>> Start Records provided

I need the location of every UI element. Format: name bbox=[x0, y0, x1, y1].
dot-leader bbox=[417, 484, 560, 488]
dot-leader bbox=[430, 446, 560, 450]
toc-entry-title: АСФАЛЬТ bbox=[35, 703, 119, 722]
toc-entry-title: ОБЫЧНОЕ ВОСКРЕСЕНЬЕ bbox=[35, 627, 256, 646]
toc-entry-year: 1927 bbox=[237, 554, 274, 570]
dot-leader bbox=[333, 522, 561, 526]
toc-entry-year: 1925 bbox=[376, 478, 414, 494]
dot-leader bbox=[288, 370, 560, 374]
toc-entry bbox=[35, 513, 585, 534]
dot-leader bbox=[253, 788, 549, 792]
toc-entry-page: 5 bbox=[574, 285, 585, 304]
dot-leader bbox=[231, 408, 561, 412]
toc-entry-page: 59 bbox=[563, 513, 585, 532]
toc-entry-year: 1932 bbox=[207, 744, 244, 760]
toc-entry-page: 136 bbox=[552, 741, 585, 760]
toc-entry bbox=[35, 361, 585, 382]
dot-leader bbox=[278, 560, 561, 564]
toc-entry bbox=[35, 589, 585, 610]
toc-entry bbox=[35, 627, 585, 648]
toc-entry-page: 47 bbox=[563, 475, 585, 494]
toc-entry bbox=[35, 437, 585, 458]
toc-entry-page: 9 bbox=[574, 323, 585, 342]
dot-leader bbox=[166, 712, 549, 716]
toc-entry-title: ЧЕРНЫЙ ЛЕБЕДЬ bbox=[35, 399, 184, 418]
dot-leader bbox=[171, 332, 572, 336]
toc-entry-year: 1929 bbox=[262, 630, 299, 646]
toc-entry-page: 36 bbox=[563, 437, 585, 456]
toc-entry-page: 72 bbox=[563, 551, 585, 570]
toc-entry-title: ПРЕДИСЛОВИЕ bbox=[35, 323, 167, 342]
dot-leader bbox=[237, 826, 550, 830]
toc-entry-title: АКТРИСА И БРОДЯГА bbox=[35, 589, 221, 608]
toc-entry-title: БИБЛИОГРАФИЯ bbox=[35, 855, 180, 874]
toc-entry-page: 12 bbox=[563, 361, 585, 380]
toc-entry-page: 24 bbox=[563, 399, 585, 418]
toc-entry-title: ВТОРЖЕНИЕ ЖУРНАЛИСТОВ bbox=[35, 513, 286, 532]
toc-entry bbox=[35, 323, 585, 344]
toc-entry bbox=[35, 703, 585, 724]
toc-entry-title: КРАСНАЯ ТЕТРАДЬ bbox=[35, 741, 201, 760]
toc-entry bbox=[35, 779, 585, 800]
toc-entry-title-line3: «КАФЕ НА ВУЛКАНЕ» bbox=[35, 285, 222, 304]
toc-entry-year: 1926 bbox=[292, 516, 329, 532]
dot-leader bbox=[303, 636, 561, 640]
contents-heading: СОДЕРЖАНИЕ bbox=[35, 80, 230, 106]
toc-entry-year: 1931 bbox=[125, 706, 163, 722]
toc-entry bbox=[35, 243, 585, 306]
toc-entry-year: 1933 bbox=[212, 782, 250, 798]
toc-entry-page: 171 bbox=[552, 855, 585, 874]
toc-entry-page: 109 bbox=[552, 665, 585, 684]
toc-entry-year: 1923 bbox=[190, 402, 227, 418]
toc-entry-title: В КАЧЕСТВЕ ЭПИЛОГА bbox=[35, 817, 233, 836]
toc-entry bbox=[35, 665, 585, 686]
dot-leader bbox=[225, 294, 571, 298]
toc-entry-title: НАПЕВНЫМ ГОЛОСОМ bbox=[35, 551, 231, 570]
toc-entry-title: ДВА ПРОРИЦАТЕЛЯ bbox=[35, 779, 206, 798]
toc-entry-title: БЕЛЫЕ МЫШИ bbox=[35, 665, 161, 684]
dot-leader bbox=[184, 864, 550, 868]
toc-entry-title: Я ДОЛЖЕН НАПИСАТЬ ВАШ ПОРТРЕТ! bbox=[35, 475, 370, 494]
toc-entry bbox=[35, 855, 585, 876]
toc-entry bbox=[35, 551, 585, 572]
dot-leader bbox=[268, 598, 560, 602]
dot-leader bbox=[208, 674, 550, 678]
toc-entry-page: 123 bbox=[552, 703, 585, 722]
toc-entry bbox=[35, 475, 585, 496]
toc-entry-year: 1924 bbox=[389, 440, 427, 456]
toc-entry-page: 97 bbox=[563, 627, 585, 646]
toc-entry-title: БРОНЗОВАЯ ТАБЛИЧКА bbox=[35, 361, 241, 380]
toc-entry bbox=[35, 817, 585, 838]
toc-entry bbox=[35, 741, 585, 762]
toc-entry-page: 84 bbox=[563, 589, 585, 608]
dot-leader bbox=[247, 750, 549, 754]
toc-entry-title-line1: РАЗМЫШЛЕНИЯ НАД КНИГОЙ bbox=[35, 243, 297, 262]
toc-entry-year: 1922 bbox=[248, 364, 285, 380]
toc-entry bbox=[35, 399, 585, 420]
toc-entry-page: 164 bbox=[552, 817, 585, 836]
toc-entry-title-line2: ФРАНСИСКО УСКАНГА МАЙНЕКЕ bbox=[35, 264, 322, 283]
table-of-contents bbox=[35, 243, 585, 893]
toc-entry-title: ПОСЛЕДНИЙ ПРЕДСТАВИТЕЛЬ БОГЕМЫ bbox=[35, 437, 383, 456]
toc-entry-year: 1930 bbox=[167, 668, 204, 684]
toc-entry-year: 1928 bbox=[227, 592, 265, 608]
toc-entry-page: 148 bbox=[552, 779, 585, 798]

>> End Records provided

Stated exercise:
Lay out every line of the records above as a Markdown table with the columns Row and Line. Number the rows in order and leave out any blank lines.

Exercise answer:
| Row | Line |
|---|---|
| 1 | I need the location of every UI element. Format: name bbox=[x0, y0, x1, y1]. |
| 2 | dot-leader bbox=[417, 484, 560, 488] |
| 3 | dot-leader bbox=[430, 446, 560, 450] |
| 4 | toc-entry-title: АСФАЛЬТ bbox=[35, 703, 119, 722] |
| 5 | toc-entry-title: ОБЫЧНОЕ ВОСКРЕСЕНЬЕ bbox=[35, 627, 256, 646] |
| 6 | toc-entry-year: 1927 bbox=[237, 554, 274, 570] |
| 7 | dot-leader bbox=[333, 522, 561, 526] |
| 8 | toc-entry-year: 1925 bbox=[376, 478, 414, 494] |
| 9 | dot-leader bbox=[288, 370, 560, 374] |
| 10 | toc-entry bbox=[35, 513, 585, 534] |
| 11 | dot-leader bbox=[253, 788, 549, 792] |
| 12 | toc-entry-page: 5 bbox=[574, 285, 585, 304] |
| 13 | dot-leader bbox=[231, 408, 561, 412] |
| 14 | toc-entry-page: 59 bbox=[563, 513, 585, 532] |
| 15 | toc-entry-year: 1932 bbox=[207, 744, 244, 760] |
| 16 | toc-entry-page: 136 bbox=[552, 741, 585, 760] |
| 17 | toc-entry bbox=[35, 361, 585, 382] |
| 18 | dot-leader bbox=[278, 560, 561, 564] |
| 19 | toc-entry bbox=[35, 589, 585, 610] |
| 20 | toc-entry bbox=[35, 627, 585, 648] |
| 21 | toc-entry-page: 47 bbox=[563, 475, 585, 494] |
| 22 | toc-entry bbox=[35, 437, 585, 458] |
| 23 | toc-entry-page: 9 bbox=[574, 323, 585, 342] |
| 24 | dot-leader bbox=[166, 712, 549, 716] |
| 25 | toc-entry-title: ЧЕРНЫЙ ЛЕБЕДЬ bbox=[35, 399, 184, 418] |
| 26 | dot-leader bbox=[171, 332, 572, 336] |
| 27 | toc-entry-year: 1929 bbox=[262, 630, 299, 646] |
| 28 | toc-entry-page: 36 bbox=[563, 437, 585, 456] |
| 29 | toc-entry-page: 72 bbox=[563, 551, 585, 570] |
| 30 | toc-entry-title: ПРЕДИСЛОВИЕ bbox=[35, 323, 167, 342] |
| 31 | dot-leader bbox=[237, 826, 550, 830] |
| 32 | toc-entry-title: АКТРИСА И БРОДЯГА bbox=[35, 589, 221, 608] |
| 33 | toc-entry-title: БИБЛИОГРАФИЯ bbox=[35, 855, 180, 874] |
| 34 | toc-entry-page: 12 bbox=[563, 361, 585, 380] |
| 35 | toc-entry-page: 24 bbox=[563, 399, 585, 418] |
| 36 | toc-entry-title: ВТОРЖЕНИЕ ЖУРНАЛИСТОВ bbox=[35, 513, 286, 532] |
| 37 | toc-entry bbox=[35, 323, 585, 344] |
| 38 | toc-entry bbox=[35, 703, 585, 724] |
| 39 | toc-entry-title: КРАСНАЯ ТЕТРАДЬ bbox=[35, 741, 201, 760] |
| 40 | toc-entry bbox=[35, 779, 585, 800] |
| 41 | toc-entry-title-line3: «КАФЕ НА ВУЛКАНЕ» bbox=[35, 285, 222, 304] |
| 42 | toc-entry-year: 1926 bbox=[292, 516, 329, 532] |
| 43 | dot-leader bbox=[303, 636, 561, 640] |
| 44 | contents-heading: СОДЕРЖАНИЕ bbox=[35, 80, 230, 106] |
| 45 | toc-entry-year: 1931 bbox=[125, 706, 163, 722] |
| 46 | toc-entry bbox=[35, 243, 585, 306] |
| 47 | toc-entry-year: 1933 bbox=[212, 782, 250, 798] |
| 48 | toc-entry-page: 171 bbox=[552, 855, 585, 874] |
| 49 | toc-entry-page: 109 bbox=[552, 665, 585, 684] |
| 50 | toc-entry-year: 1923 bbox=[190, 402, 227, 418] |
| 51 | toc-entry-title: В КАЧЕСТВЕ ЭПИЛОГА bbox=[35, 817, 233, 836] |
| 52 | toc-entry bbox=[35, 665, 585, 686] |
| 53 | dot-leader bbox=[225, 294, 571, 298] |
| 54 | toc-entry-title: НАПЕВНЫМ ГОЛОСОМ bbox=[35, 551, 231, 570] |
| 55 | toc-entry-title: ДВА ПРОРИЦАТЕЛЯ bbox=[35, 779, 206, 798] |
| 56 | toc-entry-title: БЕЛЫЕ МЫШИ bbox=[35, 665, 161, 684] |
| 57 | dot-leader bbox=[184, 864, 550, 868] |
| 58 | toc-entry-title: Я ДОЛЖЕН НАПИСАТЬ ВАШ ПОРТРЕТ! bbox=[35, 475, 370, 494] |
| 59 | toc-entry bbox=[35, 855, 585, 876] |
| 60 | toc-entry bbox=[35, 551, 585, 572] |
| 61 | dot-leader bbox=[268, 598, 560, 602] |
| 62 | dot-leader bbox=[208, 674, 550, 678] |
| 63 | toc-entry-page: 123 bbox=[552, 703, 585, 722] |
| 64 | toc-entry bbox=[35, 475, 585, 496] |
| 65 | toc-entry-year: 1924 bbox=[389, 440, 427, 456] |
| 66 | toc-entry-page: 97 bbox=[563, 627, 585, 646] |
| 67 | toc-entry-title: БРОНЗОВАЯ ТАБЛИЧКА bbox=[35, 361, 241, 380] |
| 68 | toc-entry bbox=[35, 817, 585, 838] |
| 69 | toc-entry bbox=[35, 741, 585, 762] |
| 70 | toc-entry-page: 84 bbox=[563, 589, 585, 608] |
| 71 | dot-leader bbox=[247, 750, 549, 754] |
| 72 | toc-entry-title-line1: РАЗМЫШЛЕНИЯ НАД КНИГОЙ bbox=[35, 243, 297, 262] |
| 73 | toc-entry-year: 1922 bbox=[248, 364, 285, 380] |
| 74 | toc-entry bbox=[35, 399, 585, 420] |
| 75 | toc-entry-page: 164 bbox=[552, 817, 585, 836] |
| 76 | toc-entry-title-line2: ФРАНСИСКО УСКАНГА МАЙНЕКЕ bbox=[35, 264, 322, 283] |
| 77 | table-of-contents bbox=[35, 243, 585, 893] |
| 78 | toc-entry-title: ПОСЛЕДНИЙ ПРЕДСТАВИТЕЛЬ БОГЕМЫ bbox=[35, 437, 383, 456] |
| 79 | toc-entry-year: 1930 bbox=[167, 668, 204, 684] |
| 80 | toc-entry-year: 1928 bbox=[227, 592, 265, 608] |
| 81 | toc-entry-page: 148 bbox=[552, 779, 585, 798] |